OBJECTIVE:
Filter the lines below, copying only those with the string "Islam".

RECORDS SUPPLIED:

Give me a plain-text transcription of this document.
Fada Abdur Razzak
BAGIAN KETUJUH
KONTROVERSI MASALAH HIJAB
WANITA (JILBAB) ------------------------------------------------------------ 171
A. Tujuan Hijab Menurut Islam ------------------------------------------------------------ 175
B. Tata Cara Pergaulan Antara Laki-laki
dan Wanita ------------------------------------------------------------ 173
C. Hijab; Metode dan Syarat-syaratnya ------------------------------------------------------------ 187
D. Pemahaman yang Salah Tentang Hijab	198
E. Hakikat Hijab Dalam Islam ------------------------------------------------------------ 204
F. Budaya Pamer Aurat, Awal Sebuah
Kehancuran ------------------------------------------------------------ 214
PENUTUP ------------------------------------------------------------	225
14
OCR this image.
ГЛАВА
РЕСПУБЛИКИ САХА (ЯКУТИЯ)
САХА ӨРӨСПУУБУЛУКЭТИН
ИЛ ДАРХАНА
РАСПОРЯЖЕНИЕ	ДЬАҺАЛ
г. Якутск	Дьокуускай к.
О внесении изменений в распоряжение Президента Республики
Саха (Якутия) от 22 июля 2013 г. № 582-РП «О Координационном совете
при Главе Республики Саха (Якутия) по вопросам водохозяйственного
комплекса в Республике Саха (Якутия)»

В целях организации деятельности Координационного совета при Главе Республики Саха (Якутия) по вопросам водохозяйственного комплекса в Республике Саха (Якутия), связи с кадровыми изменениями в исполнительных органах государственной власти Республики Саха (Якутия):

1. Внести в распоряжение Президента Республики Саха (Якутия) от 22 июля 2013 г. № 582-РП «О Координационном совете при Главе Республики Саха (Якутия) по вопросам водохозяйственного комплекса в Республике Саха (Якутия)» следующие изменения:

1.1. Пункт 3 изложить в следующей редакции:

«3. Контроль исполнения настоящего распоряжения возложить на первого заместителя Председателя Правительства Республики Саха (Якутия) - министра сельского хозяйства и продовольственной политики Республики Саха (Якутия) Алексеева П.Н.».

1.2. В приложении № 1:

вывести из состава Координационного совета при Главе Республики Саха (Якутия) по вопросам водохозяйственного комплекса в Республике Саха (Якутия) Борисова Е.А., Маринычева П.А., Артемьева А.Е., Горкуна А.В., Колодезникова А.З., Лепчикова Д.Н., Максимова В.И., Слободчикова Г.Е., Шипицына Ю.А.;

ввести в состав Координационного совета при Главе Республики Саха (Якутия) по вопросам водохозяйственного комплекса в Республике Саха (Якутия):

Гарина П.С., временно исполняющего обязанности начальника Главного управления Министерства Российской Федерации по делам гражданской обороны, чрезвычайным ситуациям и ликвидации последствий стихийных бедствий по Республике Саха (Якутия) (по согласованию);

REPLY:
A. Tujuan Hijab Menurut Islam ------------------------------------------------------------ 175
E. Hakikat Hijab Dalam Islam ------------------------------------------------------------ 204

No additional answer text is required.